Continued from February 2013 CTI Newsletter
New LED Lighting For The Stamford Train Station
If you are driving up the east coast from New York City to Boston it's impossible to miss the bold new lighting on the Stamford, Connecticut train station. The story behind this installation is part of a larger story that is taking place all over the world: LED architectural lighting controlled by wireless DMX. Every municipality wants to be involved with the growing trend of revitalizing their central cities with new lighting, controlled in new ways.
We spoke with one of this project's leaders, Jamie Burnett, about this very challenging and beautiful installation.
Installation crew: Ben Haverkampf, Rich Burkam and Jamie Burnett. with support from Sandy Garnett.
System design: Jamie Burnett and Steve Hamelin.
Proposal Design and Prep: Sandy Garnett, Joy Wulke
Equipment and LED Neon Prep: Supertech crew; Tony Stubbs, Todd Paskin.
Key City of Stamford officials: : Anthony Bosco, consultant city of Stamford; Laure Aubuchon, Director of Economic Development city of Stamford; Rod Frantz Representing the Department of Economic and Community Development (DECD); Connecticut Office of the Arts (COA)
CTI: How did this project come about? Who decided that the Stamford train station should receive a modern lighting treatment?

Element boundary records

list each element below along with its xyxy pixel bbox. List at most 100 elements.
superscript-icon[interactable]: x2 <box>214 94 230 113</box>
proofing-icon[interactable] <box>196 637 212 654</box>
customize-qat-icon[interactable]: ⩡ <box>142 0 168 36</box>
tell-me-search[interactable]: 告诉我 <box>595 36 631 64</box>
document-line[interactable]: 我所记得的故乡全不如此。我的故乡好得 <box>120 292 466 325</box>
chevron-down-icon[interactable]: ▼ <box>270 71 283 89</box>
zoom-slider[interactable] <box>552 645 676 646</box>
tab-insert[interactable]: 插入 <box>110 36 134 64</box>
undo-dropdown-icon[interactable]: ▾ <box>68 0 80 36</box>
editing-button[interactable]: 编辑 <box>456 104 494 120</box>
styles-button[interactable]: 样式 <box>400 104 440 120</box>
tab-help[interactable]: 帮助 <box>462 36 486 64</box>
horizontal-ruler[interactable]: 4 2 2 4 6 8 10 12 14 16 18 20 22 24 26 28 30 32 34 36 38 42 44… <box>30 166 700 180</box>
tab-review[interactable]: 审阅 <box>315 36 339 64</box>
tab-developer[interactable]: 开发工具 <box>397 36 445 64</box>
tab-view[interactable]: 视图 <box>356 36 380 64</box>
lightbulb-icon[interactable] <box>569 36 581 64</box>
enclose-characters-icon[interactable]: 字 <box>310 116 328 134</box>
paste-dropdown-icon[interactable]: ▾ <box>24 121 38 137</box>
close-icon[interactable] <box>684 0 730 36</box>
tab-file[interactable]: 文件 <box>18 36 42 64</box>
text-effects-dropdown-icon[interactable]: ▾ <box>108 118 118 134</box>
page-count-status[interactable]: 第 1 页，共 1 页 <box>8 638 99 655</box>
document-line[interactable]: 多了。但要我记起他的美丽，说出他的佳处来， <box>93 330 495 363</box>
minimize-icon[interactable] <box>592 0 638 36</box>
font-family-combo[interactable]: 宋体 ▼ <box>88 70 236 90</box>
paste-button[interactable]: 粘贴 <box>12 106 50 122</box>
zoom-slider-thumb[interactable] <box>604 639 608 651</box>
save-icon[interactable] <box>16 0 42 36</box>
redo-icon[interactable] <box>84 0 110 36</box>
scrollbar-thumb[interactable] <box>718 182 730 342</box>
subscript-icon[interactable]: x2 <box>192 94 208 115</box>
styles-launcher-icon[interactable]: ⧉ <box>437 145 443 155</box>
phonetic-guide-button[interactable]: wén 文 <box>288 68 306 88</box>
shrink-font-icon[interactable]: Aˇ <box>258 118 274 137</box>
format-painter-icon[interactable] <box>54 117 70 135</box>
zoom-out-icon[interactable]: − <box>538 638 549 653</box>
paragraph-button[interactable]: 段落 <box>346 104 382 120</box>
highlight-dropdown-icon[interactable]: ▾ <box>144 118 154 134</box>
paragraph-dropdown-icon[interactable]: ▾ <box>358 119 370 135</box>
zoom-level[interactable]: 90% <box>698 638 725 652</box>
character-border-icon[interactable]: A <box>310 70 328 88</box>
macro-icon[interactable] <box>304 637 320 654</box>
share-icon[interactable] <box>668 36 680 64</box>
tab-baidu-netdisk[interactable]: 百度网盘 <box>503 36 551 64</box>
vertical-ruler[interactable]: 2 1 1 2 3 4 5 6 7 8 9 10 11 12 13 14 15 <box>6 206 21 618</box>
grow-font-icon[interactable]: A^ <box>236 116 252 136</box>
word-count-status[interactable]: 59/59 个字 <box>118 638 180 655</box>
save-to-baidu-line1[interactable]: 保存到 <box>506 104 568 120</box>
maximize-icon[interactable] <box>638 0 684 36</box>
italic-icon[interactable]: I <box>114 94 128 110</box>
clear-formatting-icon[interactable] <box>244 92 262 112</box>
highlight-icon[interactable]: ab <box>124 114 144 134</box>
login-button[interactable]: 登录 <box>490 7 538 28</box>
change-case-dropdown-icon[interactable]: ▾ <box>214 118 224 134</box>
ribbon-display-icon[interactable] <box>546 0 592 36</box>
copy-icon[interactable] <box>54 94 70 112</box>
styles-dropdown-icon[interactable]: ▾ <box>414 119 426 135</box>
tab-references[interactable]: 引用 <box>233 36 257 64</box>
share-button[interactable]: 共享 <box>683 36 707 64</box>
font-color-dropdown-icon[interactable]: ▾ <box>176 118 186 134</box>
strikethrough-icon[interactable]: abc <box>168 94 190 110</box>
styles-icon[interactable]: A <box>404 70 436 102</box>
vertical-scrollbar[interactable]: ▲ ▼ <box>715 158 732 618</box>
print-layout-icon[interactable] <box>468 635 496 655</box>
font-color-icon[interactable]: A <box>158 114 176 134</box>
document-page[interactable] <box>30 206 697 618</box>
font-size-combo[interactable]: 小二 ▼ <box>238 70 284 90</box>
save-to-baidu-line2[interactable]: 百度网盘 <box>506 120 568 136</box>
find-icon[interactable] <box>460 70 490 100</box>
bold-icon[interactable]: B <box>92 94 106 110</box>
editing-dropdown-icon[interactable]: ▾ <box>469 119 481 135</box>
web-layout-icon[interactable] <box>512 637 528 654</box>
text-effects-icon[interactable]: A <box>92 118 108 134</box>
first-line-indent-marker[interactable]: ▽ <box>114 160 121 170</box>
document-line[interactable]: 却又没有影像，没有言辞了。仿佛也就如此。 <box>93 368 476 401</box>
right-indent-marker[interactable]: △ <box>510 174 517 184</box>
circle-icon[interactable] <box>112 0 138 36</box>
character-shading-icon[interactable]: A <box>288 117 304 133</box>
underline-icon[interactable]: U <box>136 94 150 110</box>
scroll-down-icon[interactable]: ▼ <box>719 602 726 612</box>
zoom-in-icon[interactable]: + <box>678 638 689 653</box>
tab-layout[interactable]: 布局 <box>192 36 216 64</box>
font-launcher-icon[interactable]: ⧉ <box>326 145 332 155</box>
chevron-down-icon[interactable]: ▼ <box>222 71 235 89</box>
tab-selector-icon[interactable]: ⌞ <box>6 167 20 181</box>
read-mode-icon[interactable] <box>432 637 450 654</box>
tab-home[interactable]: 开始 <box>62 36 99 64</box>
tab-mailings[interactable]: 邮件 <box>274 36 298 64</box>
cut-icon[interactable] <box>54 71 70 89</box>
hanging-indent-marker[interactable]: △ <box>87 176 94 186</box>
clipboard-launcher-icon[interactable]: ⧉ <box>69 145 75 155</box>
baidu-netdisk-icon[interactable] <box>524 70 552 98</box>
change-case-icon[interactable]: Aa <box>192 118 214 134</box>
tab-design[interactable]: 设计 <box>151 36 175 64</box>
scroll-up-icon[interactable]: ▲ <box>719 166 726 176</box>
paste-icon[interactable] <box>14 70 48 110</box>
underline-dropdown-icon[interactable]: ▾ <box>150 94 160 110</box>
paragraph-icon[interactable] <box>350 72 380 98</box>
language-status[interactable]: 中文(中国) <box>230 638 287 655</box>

- **Task list**
- 1) Please transcribe the Stamford train station lighting article, starting with "We spoke with" and going on through "and Steve Hamelin.".
- 2) Pick up the Stamford train station lighting article after its last sentence and keep it going.

- **Outputs**
- 1)
We spoke with one of this project's leaders, Jamie Burnett, about this very challenging and beautiful installation.
Installation crew: Ben Haverkampf, Rich Burkam and Jamie Burnett. with support from Sandy Garnett.
System design: Jamie Burnett and Steve Hamelin.

- 2)
JB: Connecticut put out this request for proposals:
"The Department of Economic and Community Development (DECD), Connecticut Office of the Arts (COA) is offering City Canvases, a one time initiative bringing mural-based public art into downtown spaces throughout the state of Connecticut. The initiative is aimed to enhance public spaces through the visual arts and to connect the urban regions of Connecticut with a statewide placemaking initiative. Approximately 10 cities throughout the state will be eligible for funding for the execution of mural-based artworks by Connecticut artists."
Stamford was one of the cities listed. Stamford put out it's own request targeting the Stamford Transportation Center. The original proposal was going to be approximately a $300,000 budget, with half coming from the City of Stamford. That would have allowed us to install LED cove lighting in four of the escalators. The curved translucent ceilings would have lent themselves perfectly to a changing wash of light. The plan was to make each escalator interactive with the moving passengers and the oncoming trains to the corresponding platform. This would have been accomplished by using the station’s own cameras run through detection software. Unfortunately the city cut down their contribution and opted for the state money, about a $150,000 budget. This allowed us to accomplish our main goal of lighting the facade of the building
CTI: How were you brought into the project?
JB: I have been living and working in CT for many years as a designer and owner of my own electrical contracting business, Luminous Environments, specializing in the design and installation of theater and studio lighting. We also light and production manage special events. I'm also involved with various local theater companies and arts organizations. For over 14 years I have been a founding member of Projects for a New Millennium, Founded by Joy Wulke.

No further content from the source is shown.